Your objective. Scan the material below for lines with the word "years" and report how many there are, with nothing added.

Extracted entries.

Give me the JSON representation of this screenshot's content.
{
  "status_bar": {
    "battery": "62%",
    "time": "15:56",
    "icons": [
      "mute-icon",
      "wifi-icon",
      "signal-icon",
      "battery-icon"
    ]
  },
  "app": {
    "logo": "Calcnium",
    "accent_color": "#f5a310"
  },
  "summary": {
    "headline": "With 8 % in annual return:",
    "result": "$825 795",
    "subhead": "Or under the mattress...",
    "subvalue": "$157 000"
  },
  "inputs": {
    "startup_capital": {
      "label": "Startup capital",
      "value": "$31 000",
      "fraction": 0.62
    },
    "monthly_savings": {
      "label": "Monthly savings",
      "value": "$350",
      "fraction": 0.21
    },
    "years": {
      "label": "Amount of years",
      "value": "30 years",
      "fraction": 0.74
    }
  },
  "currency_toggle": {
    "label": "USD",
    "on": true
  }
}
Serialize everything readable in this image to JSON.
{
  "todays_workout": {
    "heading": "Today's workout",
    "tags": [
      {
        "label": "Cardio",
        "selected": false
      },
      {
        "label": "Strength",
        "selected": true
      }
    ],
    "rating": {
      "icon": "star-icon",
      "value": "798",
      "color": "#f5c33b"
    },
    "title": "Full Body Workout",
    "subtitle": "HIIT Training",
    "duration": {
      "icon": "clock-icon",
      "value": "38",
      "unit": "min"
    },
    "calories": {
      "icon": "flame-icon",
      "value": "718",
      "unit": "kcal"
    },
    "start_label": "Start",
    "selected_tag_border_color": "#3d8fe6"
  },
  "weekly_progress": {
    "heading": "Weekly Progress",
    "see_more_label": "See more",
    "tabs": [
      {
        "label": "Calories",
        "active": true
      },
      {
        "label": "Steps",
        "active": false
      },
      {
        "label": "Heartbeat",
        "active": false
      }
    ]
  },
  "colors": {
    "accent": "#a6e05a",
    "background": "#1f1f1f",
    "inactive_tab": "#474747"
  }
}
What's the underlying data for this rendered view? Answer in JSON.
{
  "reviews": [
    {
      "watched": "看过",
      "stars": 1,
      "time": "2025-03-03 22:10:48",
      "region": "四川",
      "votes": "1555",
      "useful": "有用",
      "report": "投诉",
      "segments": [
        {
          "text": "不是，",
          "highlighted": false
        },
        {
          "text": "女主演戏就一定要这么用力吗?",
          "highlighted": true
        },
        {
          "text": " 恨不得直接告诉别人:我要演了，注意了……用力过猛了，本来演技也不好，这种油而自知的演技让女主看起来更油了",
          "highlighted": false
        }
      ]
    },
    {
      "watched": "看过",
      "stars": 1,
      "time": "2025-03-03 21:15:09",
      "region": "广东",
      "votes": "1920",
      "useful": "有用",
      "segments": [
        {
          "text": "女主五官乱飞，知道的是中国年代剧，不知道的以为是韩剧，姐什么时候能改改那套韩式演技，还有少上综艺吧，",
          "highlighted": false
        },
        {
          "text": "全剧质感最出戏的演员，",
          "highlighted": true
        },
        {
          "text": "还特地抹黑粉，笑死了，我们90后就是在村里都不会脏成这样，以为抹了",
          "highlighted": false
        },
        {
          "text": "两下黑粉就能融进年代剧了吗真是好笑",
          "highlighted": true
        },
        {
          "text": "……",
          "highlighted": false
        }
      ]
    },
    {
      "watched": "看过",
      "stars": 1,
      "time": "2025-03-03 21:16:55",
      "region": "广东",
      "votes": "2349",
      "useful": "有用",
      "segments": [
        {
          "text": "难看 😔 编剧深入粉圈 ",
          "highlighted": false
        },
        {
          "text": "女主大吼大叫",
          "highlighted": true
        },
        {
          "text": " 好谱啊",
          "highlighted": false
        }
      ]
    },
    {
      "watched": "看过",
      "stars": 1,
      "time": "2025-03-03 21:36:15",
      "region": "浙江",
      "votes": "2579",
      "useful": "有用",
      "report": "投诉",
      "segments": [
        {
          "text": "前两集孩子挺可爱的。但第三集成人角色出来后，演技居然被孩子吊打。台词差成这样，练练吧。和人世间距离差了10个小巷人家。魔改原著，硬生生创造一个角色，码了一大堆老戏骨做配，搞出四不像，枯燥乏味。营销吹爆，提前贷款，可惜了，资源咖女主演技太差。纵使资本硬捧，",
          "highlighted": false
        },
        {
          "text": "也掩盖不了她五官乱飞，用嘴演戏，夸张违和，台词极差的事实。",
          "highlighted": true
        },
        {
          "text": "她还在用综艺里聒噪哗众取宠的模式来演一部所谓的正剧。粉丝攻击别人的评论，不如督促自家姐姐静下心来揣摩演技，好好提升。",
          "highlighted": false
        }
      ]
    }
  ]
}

Exercise response. 3